Stored data entries:
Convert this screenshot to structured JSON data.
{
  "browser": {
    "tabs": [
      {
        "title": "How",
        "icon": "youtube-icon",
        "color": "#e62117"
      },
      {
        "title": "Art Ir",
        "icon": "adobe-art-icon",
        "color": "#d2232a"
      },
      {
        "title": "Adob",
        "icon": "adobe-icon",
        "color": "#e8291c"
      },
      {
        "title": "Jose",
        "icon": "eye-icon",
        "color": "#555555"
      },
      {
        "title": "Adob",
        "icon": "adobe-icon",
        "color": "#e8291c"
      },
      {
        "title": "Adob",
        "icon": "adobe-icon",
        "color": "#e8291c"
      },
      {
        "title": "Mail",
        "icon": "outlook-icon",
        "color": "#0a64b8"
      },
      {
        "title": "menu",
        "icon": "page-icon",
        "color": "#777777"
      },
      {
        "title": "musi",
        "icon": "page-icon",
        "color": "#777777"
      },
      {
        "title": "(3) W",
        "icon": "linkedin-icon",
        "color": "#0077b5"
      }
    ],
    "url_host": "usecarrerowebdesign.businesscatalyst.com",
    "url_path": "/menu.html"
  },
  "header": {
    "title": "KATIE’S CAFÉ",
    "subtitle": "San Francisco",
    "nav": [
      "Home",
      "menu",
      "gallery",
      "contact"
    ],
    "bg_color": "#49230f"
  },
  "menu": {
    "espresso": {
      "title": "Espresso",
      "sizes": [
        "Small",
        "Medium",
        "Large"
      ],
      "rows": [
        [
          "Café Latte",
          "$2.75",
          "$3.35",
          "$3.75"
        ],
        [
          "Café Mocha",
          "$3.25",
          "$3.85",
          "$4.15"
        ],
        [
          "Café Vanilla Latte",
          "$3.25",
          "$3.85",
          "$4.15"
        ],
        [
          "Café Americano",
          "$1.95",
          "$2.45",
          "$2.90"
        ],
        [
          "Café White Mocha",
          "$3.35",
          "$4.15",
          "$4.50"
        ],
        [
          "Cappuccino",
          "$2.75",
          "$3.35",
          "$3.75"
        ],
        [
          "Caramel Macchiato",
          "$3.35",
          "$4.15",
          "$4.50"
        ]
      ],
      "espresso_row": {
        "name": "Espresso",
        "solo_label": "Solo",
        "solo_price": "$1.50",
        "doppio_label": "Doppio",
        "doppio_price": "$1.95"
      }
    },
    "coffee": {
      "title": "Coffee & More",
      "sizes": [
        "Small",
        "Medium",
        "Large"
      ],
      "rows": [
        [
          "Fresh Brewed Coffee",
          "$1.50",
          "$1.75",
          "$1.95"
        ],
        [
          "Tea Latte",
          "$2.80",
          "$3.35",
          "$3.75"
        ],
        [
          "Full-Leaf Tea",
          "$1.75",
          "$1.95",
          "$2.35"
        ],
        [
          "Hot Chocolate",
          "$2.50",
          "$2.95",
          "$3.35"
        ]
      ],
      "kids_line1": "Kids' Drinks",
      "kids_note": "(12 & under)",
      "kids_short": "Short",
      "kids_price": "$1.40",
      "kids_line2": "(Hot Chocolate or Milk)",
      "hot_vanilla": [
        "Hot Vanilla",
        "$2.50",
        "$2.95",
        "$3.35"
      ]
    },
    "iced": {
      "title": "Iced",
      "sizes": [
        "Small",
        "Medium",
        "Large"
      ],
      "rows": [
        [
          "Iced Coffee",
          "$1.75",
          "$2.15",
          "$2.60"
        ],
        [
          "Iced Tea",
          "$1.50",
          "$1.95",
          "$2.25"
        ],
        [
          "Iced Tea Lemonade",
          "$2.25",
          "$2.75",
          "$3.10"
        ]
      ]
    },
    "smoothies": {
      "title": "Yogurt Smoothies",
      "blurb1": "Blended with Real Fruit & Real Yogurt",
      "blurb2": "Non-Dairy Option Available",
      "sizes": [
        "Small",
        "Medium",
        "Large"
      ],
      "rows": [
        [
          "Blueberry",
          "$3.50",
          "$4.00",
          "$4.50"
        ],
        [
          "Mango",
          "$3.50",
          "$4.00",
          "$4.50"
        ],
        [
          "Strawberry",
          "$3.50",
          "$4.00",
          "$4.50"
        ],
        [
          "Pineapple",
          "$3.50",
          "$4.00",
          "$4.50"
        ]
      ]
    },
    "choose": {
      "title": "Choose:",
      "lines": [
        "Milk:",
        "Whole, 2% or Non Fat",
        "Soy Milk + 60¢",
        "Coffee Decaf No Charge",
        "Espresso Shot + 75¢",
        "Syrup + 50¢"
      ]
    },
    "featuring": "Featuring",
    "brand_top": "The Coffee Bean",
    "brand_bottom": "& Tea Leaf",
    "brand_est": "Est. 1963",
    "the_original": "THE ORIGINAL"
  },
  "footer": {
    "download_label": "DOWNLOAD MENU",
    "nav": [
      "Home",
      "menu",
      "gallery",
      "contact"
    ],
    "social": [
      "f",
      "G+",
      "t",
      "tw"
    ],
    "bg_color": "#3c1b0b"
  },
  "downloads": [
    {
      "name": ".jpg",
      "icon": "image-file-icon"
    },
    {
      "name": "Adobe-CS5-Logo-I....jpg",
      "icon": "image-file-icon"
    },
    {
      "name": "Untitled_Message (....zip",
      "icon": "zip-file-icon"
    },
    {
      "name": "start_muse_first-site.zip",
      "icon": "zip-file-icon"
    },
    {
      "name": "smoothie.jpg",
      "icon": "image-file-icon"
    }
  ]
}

Your goal:
Write every line of the material above again, exactly.

Problem solution:
Convert this screenshot to structured JSON data.
{
  "browser": {
    "tabs": [
      {
        "title": "How",
        "icon": "youtube-icon",
        "color": "#e62117"
      },
      {
        "title": "Art Ir",
        "icon": "adobe-art-icon",
        "color": "#d2232a"
      },
      {
        "title": "Adob",
        "icon": "adobe-icon",
        "color": "#e8291c"
      },
      {
        "title": "Jose",
        "icon": "eye-icon",
        "color": "#555555"
      },
      {
        "title": "Adob",
        "icon": "adobe-icon",
        "color": "#e8291c"
      },
      {
        "title": "Adob",
        "icon": "adobe-icon",
        "color": "#e8291c"
      },
      {
        "title": "Mail",
        "icon": "outlook-icon",
        "color": "#0a64b8"
      },
      {
        "title": "menu",
        "icon": "page-icon",
        "color": "#777777"
      },
      {
        "title": "musi",
        "icon": "page-icon",
        "color": "#777777"
      },
      {
        "title": "(3) W",
        "icon": "linkedin-icon",
        "color": "#0077b5"
      }
    ],
    "url_host": "usecarrerowebdesign.businesscatalyst.com",
    "url_path": "/menu.html"
  },
  "header": {
    "title": "KATIE’S CAFÉ",
    "subtitle": "San Francisco",
    "nav": [
      "Home",
      "menu",
      "gallery",
      "contact"
    ],
    "bg_color": "#49230f"
  },
  "menu": {
    "espresso": {
      "title": "Espresso",
      "sizes": [
        "Small",
        "Medium",
        "Large"
      ],
      "rows": [
        [
          "Café Latte",
          "$2.75",
          "$3.35",
          "$3.75"
        ],
        [
          "Café Mocha",
          "$3.25",
          "$3.85",
          "$4.15"
        ],
        [
          "Café Vanilla Latte",
          "$3.25",
          "$3.85",
          "$4.15"
        ],
        [
          "Café Americano",
          "$1.95",
          "$2.45",
          "$2.90"
        ],
        [
          "Café White Mocha",
          "$3.35",
          "$4.15",
          "$4.50"
        ],
        [
          "Cappuccino",
          "$2.75",
          "$3.35",
          "$3.75"
        ],
        [
          "Caramel Macchiato",
          "$3.35",
          "$4.15",
          "$4.50"
        ]
      ],
      "espresso_row": {
        "name": "Espresso",
        "solo_label": "Solo",
        "solo_price": "$1.50",
        "doppio_label": "Doppio",
        "doppio_price": "$1.95"
      }
    },
    "coffee": {
      "title": "Coffee & More",
      "sizes": [
        "Small",
        "Medium",
        "Large"
      ],
      "rows": [
        [
          "Fresh Brewed Coffee",
          "$1.50",
          "$1.75",
          "$1.95"
        ],
        [
          "Tea Latte",
          "$2.80",
          "$3.35",
          "$3.75"
        ],
        [
          "Full-Leaf Tea",
          "$1.75",
          "$1.95",
          "$2.35"
        ],
        [
          "Hot Chocolate",
          "$2.50",
          "$2.95",
          "$3.35"
        ]
      ],
      "kids_line1": "Kids' Drinks",
      "kids_note": "(12 & under)",
      "kids_short": "Short",
      "kids_price": "$1.40",
      "kids_line2": "(Hot Chocolate or Milk)",
      "hot_vanilla": [
        "Hot Vanilla",
        "$2.50",
        "$2.95",
        "$3.35"
      ]
    },
    "iced": {
      "title": "Iced",
      "sizes": [
        "Small",
        "Medium",
        "Large"
      ],
      "rows": [
        [
          "Iced Coffee",
          "$1.75",
          "$2.15",
          "$2.60"
        ],
        [
          "Iced Tea",
          "$1.50",
          "$1.95",
          "$2.25"
        ],
        [
          "Iced Tea Lemonade",
          "$2.25",
          "$2.75",
          "$3.10"
        ]
      ]
    },
    "smoothies": {
      "title": "Yogurt Smoothies",
      "blurb1": "Blended with Real Fruit & Real Yogurt",
      "blurb2": "Non-Dairy Option Available",
      "sizes": [
        "Small",
        "Medium",
        "Large"
      ],
      "rows": [
        [
          "Blueberry",
          "$3.50",
          "$4.00",
          "$4.50"
        ],
        [
          "Mango",
          "$3.50",
          "$4.00",
          "$4.50"
        ],
        [
          "Strawberry",
          "$3.50",
          "$4.00",
          "$4.50"
        ],
        [
          "Pineapple",
          "$3.50",
          "$4.00",
          "$4.50"
        ]
      ]
    },
    "choose": {
      "title": "Choose:",
      "lines": [
        "Milk:",
        "Whole, 2% or Non Fat",
        "Soy Milk + 60¢",
        "Coffee Decaf No Charge",
        "Espresso Shot + 75¢",
        "Syrup + 50¢"
      ]
    },
    "featuring": "Featuring",
    "brand_top": "The Coffee Bean",
    "brand_bottom": "& Tea Leaf",
    "brand_est": "Est. 1963",
    "the_original": "THE ORIGINAL"
  },
  "footer": {
    "download_label": "DOWNLOAD MENU",
    "nav": [
      "Home",
      "menu",
      "gallery",
      "contact"
    ],
    "social": [
      "f",
      "G+",
      "t",
      "tw"
    ],
    "bg_color": "#3c1b0b"
  },
  "downloads": [
    {
      "name": ".jpg",
      "icon": "image-file-icon"
    },
    {
      "name": "Adobe-CS5-Logo-I....jpg",
      "icon": "image-file-icon"
    },
    {
      "name": "Untitled_Message (....zip",
      "icon": "zip-file-icon"
    },
    {
      "name": "start_muse_first-site.zip",
      "icon": "zip-file-icon"
    },
    {
      "name": "smoothie.jpg",
      "icon": "image-file-icon"
    }
  ]
}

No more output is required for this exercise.